Give the number of lines that include the word "title", nothing more.

______________________________

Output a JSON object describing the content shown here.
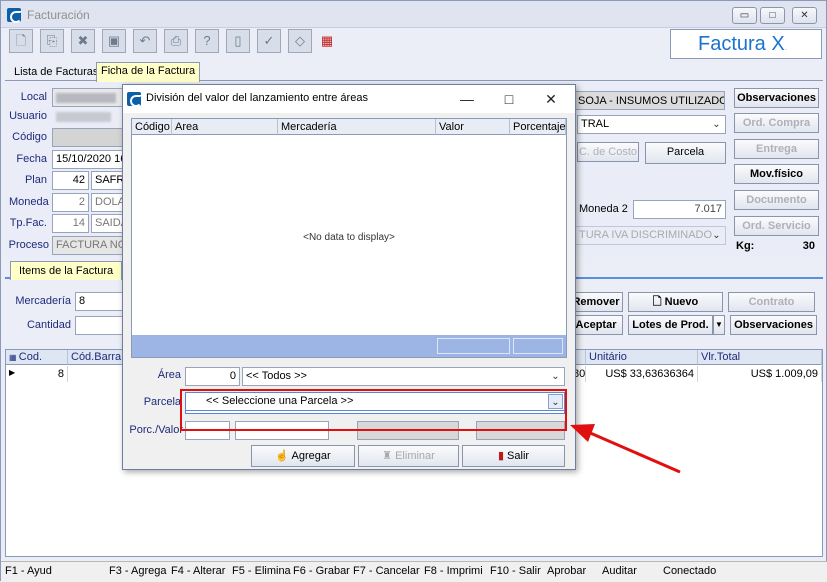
{
  "window": {
    "title": "Facturación",
    "min": "▭",
    "max": "□",
    "close": "✕"
  },
  "toolbar": {
    "icons": [
      "new-icon",
      "copy-icon",
      "delete-icon",
      "save-icon",
      "undo-icon",
      "print-icon",
      "help-icon",
      "document-icon",
      "check-icon",
      "eraser-icon",
      "calculator-icon"
    ]
  },
  "logo": {
    "text": "Factura X",
    "suffix": "."
  },
  "tabs": {
    "list": "Lista de Facturas",
    "sheet": "Ficha de la Factura"
  },
  "form": {
    "local_label": "Local",
    "usuario_label": "Usuario",
    "codigo_label": "Código",
    "fecha_label": "Fecha",
    "fecha_value": "15/10/2020 16",
    "plan_label": "Plan",
    "plan_num": "42",
    "plan_text": "SAFRA",
    "moneda_label": "Moneda",
    "moneda_num": "2",
    "moneda_text": "DOLA",
    "tpfac_label": "Tp.Fac.",
    "tpfac_num": "14",
    "tpfac_text": "SAIDA",
    "proceso_label": "Proceso",
    "proceso_text": "FACTURA NOR",
    "insumos": "SOJA - INSUMOS UTILIZADOS",
    "tral": "TRAL",
    "c_costo": "C. de Costo",
    "parcela_btn": "Parcela",
    "moneda2_label": "Moneda 2",
    "moneda2_value": "7.017",
    "iva": "TURA IVA DISCRIMINADO",
    "kg_label": "Kg:",
    "kg_value": "30"
  },
  "side_buttons": {
    "observaciones": "Observaciones",
    "ord_compra": "Ord. Compra",
    "entrega": "Entrega",
    "mov_fisico": "Mov.físico",
    "documento": "Documento",
    "ord_servicio": "Ord. Servicio"
  },
  "items_tab": "Items de la Factura",
  "items": {
    "mercaderia_label": "Mercadería",
    "mercaderia_value": "8",
    "cantidad_label": "Cantidad",
    "remover": "Remover",
    "nuevo": "Nuevo",
    "contrato": "Contrato",
    "aceptar": "Aceptar",
    "lotes": "Lotes de Prod.",
    "observaciones": "Observaciones"
  },
  "grid": {
    "headers": [
      "Cod.",
      "Cód.Barra",
      "Unitário",
      "Vlr.Total"
    ],
    "row": {
      "cod": "8",
      "col80": "80",
      "unitario": "US$ 33,63636364",
      "total": "US$ 1.009,09"
    }
  },
  "status": [
    "F1 - Ayud",
    "F3 - Agrega",
    "F4 - Alterar",
    "F5 - Elimina",
    "F6 - Grabar",
    "F7 - Cancelar",
    "F8 - Imprimi",
    "F10 - Salir",
    "Aprobar",
    "Auditar",
    "Conectado"
  ],
  "dialog": {
    "title": "División del valor del lanzamiento entre áreas",
    "grid_headers": [
      "Código",
      "Area",
      "Mercadería",
      "Valor",
      "Porcentaje"
    ],
    "no_data": "<No data to display>",
    "area_label": "Área",
    "area_num": "0",
    "area_value": "<< Todos >>",
    "parcela_label": "Parcela",
    "parcela_value": "<< Seleccione una Parcela >>",
    "porc_label": "Porc./Valor",
    "agregar": "Agregar",
    "eliminar": "Eliminar",
    "salir": "Salir"
  }
}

______________________________

• Full output: 2